## WORK INSTRUCTIONS
Look below. Copy each line that has "مرکز" in it.

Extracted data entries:
○ ○ ○
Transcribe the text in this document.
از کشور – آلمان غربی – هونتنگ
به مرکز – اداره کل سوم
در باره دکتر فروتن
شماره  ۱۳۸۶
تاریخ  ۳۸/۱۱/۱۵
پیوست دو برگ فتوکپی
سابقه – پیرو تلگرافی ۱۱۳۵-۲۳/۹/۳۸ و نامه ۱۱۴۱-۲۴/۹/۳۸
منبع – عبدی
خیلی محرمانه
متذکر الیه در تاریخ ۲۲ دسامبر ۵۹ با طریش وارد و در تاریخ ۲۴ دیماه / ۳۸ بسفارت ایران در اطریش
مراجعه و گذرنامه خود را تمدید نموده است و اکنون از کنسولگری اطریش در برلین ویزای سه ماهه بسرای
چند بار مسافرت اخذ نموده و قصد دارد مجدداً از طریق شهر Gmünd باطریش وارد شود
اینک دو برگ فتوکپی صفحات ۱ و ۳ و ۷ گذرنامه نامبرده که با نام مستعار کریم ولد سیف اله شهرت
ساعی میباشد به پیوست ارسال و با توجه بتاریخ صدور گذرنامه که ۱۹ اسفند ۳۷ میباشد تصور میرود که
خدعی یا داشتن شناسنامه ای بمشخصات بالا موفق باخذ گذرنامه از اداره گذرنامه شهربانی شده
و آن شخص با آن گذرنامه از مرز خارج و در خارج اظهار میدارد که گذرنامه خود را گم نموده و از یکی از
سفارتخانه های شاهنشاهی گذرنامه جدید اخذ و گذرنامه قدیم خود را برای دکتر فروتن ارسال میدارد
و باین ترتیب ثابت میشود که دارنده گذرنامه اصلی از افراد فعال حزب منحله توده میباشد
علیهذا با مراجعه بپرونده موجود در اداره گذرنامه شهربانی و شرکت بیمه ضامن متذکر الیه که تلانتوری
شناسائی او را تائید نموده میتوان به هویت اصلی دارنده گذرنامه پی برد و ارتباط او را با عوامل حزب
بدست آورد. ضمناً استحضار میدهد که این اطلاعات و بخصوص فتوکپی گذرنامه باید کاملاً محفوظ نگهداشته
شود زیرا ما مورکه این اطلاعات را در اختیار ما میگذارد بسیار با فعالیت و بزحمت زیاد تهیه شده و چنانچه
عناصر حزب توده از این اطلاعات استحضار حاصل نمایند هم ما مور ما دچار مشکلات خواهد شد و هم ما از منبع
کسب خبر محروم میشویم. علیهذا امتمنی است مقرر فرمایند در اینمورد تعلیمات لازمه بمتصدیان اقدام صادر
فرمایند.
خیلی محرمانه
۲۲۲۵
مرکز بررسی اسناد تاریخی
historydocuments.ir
○ ○ ○
## TASK RESULT
به مرکز – اداره کل سوم
مرکز بررسی اسناد تاریخی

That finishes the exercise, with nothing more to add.